◆ What you will do:
Write out all of the records precisely. Skip anything that is a picture.

◆ Raw records:
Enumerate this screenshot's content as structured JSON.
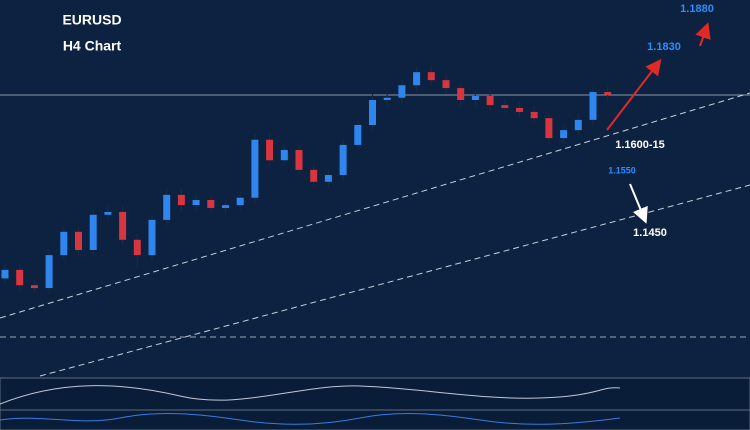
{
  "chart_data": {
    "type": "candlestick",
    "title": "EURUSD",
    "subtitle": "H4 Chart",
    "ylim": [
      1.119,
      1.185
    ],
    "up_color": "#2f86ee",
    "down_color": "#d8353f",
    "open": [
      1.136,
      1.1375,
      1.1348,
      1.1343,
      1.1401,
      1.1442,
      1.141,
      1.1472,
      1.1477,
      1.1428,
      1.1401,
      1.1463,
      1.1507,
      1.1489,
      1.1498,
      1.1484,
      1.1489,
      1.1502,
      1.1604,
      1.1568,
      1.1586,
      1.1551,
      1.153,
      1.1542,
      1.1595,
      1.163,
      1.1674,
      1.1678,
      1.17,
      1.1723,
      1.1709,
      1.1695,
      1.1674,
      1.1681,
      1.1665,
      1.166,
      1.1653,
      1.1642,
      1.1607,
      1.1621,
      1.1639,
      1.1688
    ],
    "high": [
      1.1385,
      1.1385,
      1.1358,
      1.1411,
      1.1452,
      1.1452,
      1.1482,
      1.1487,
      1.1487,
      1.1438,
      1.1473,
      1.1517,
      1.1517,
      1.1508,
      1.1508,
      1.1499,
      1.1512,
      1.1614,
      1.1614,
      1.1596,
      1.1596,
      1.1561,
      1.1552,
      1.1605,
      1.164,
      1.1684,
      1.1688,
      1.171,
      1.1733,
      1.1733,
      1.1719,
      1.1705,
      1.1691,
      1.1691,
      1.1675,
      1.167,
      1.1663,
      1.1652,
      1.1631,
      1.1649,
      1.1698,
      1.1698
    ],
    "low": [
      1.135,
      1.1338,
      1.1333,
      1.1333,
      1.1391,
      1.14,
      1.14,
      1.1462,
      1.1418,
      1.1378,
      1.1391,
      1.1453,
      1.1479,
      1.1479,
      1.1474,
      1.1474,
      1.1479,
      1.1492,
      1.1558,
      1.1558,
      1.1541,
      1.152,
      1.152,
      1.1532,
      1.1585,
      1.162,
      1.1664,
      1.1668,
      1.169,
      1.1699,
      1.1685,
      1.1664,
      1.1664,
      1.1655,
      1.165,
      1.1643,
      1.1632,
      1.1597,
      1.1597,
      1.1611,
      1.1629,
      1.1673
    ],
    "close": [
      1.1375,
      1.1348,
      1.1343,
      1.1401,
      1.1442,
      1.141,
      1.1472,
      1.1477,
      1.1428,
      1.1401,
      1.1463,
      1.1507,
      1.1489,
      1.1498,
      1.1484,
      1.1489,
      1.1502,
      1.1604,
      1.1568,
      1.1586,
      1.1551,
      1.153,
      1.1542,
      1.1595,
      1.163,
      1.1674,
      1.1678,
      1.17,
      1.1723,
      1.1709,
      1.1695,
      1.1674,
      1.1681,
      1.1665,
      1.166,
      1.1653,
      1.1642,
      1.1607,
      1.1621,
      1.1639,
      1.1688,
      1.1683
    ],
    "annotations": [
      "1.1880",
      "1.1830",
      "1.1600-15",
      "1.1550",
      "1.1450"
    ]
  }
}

◆ Result of this exercise:
Enumerate this screenshot's content as structured JSON.
{
  "chart_data": {
    "type": "candlestick",
    "title": "EURUSD",
    "subtitle": "H4 Chart",
    "ylim": [
      1.119,
      1.185
    ],
    "up_color": "#2f86ee",
    "down_color": "#d8353f",
    "open": [
      1.136,
      1.1375,
      1.1348,
      1.1343,
      1.1401,
      1.1442,
      1.141,
      1.1472,
      1.1477,
      1.1428,
      1.1401,
      1.1463,
      1.1507,
      1.1489,
      1.1498,
      1.1484,
      1.1489,
      1.1502,
      1.1604,
      1.1568,
      1.1586,
      1.1551,
      1.153,
      1.1542,
      1.1595,
      1.163,
      1.1674,
      1.1678,
      1.17,
      1.1723,
      1.1709,
      1.1695,
      1.1674,
      1.1681,
      1.1665,
      1.166,
      1.1653,
      1.1642,
      1.1607,
      1.1621,
      1.1639,
      1.1688
    ],
    "high": [
      1.1385,
      1.1385,
      1.1358,
      1.1411,
      1.1452,
      1.1452,
      1.1482,
      1.1487,
      1.1487,
      1.1438,
      1.1473,
      1.1517,
      1.1517,
      1.1508,
      1.1508,
      1.1499,
      1.1512,
      1.1614,
      1.1614,
      1.1596,
      1.1596,
      1.1561,
      1.1552,
      1.1605,
      1.164,
      1.1684,
      1.1688,
      1.171,
      1.1733,
      1.1733,
      1.1719,
      1.1705,
      1.1691,
      1.1691,
      1.1675,
      1.167,
      1.1663,
      1.1652,
      1.1631,
      1.1649,
      1.1698,
      1.1698
    ],
    "low": [
      1.135,
      1.1338,
      1.1333,
      1.1333,
      1.1391,
      1.14,
      1.14,
      1.1462,
      1.1418,
      1.1378,
      1.1391,
      1.1453,
      1.1479,
      1.1479,
      1.1474,
      1.1474,
      1.1479,
      1.1492,
      1.1558,
      1.1558,
      1.1541,
      1.152,
      1.152,
      1.1532,
      1.1585,
      1.162,
      1.1664,
      1.1668,
      1.169,
      1.1699,
      1.1685,
      1.1664,
      1.1664,
      1.1655,
      1.165,
      1.1643,
      1.1632,
      1.1597,
      1.1597,
      1.1611,
      1.1629,
      1.1673
    ],
    "close": [
      1.1375,
      1.1348,
      1.1343,
      1.1401,
      1.1442,
      1.141,
      1.1472,
      1.1477,
      1.1428,
      1.1401,
      1.1463,
      1.1507,
      1.1489,
      1.1498,
      1.1484,
      1.1489,
      1.1502,
      1.1604,
      1.1568,
      1.1586,
      1.1551,
      1.153,
      1.1542,
      1.1595,
      1.163,
      1.1674,
      1.1678,
      1.17,
      1.1723,
      1.1709,
      1.1695,
      1.1674,
      1.1681,
      1.1665,
      1.166,
      1.1653,
      1.1642,
      1.1607,
      1.1621,
      1.1639,
      1.1688,
      1.1683
    ],
    "annotations": [
      "1.1880",
      "1.1830",
      "1.1600-15",
      "1.1550",
      "1.1450"
    ]
  }
}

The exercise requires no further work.